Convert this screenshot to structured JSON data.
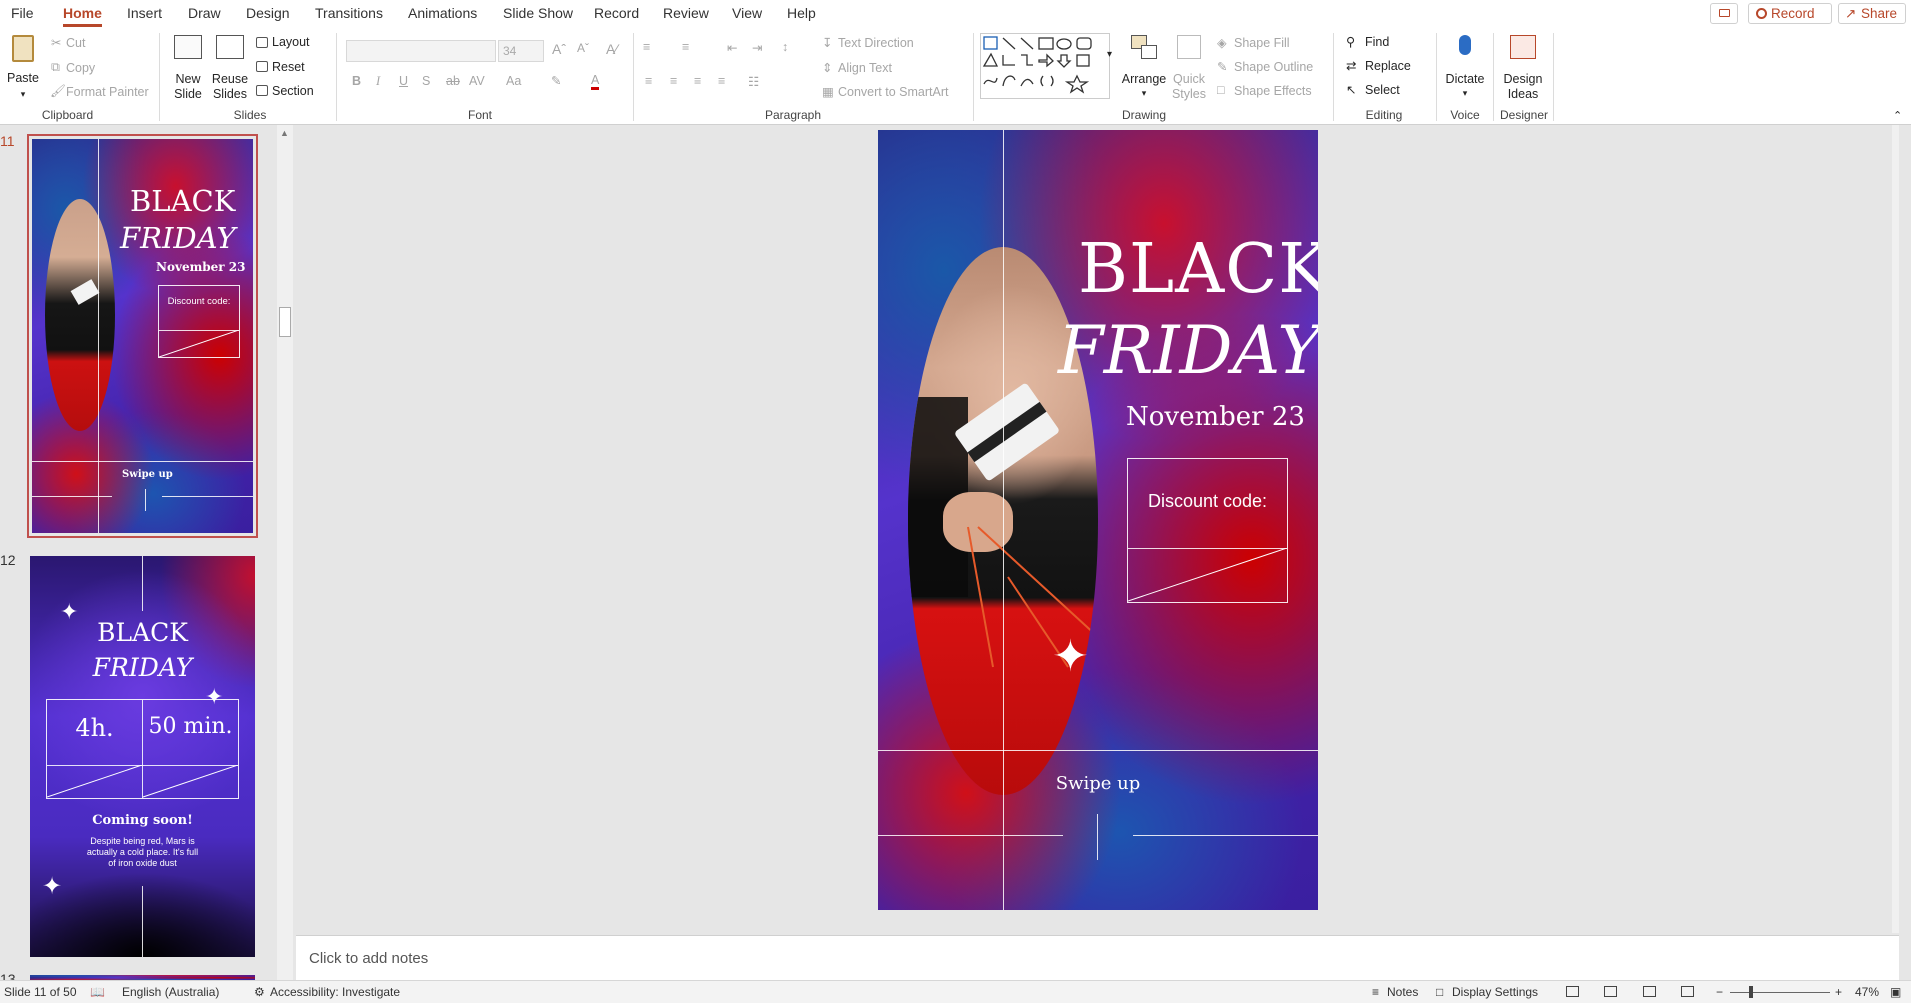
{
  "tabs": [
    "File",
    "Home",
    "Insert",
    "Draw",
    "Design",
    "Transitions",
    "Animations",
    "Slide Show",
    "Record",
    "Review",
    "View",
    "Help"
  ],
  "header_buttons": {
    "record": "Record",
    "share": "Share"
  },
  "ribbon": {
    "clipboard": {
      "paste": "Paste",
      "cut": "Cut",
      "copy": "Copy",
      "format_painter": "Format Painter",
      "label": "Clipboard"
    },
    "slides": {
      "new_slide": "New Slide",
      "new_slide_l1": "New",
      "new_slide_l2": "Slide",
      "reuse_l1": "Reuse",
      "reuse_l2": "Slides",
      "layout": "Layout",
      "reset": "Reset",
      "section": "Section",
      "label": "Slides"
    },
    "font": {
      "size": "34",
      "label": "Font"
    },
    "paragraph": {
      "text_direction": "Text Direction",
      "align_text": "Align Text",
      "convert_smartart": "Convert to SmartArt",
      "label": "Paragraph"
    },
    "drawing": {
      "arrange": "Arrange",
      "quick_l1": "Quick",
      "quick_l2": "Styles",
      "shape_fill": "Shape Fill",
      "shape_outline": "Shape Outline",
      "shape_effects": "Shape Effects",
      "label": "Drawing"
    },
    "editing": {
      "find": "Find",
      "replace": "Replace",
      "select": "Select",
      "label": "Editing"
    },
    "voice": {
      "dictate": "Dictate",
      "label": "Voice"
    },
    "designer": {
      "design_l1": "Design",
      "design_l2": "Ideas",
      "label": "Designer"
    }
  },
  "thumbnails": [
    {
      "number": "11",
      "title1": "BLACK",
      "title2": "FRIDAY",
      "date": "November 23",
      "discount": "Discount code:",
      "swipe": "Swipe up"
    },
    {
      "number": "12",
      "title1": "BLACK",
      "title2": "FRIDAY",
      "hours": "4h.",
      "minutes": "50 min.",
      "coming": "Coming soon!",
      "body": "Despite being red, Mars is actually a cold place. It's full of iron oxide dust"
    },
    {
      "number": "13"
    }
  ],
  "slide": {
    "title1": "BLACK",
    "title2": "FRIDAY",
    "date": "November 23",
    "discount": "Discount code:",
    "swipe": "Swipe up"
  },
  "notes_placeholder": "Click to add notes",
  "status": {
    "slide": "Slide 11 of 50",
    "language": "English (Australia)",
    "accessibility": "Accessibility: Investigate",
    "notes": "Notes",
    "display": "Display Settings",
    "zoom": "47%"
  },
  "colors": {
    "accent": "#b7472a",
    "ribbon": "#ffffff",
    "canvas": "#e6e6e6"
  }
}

━━━━━━━━

__WHAT IS BEING ASKED__. Return each line of the data that contains the string "notes".

__WRITTEN ANSWER__.
  "notes_placeholder": "Click to add notes",
    "notes": "Notes",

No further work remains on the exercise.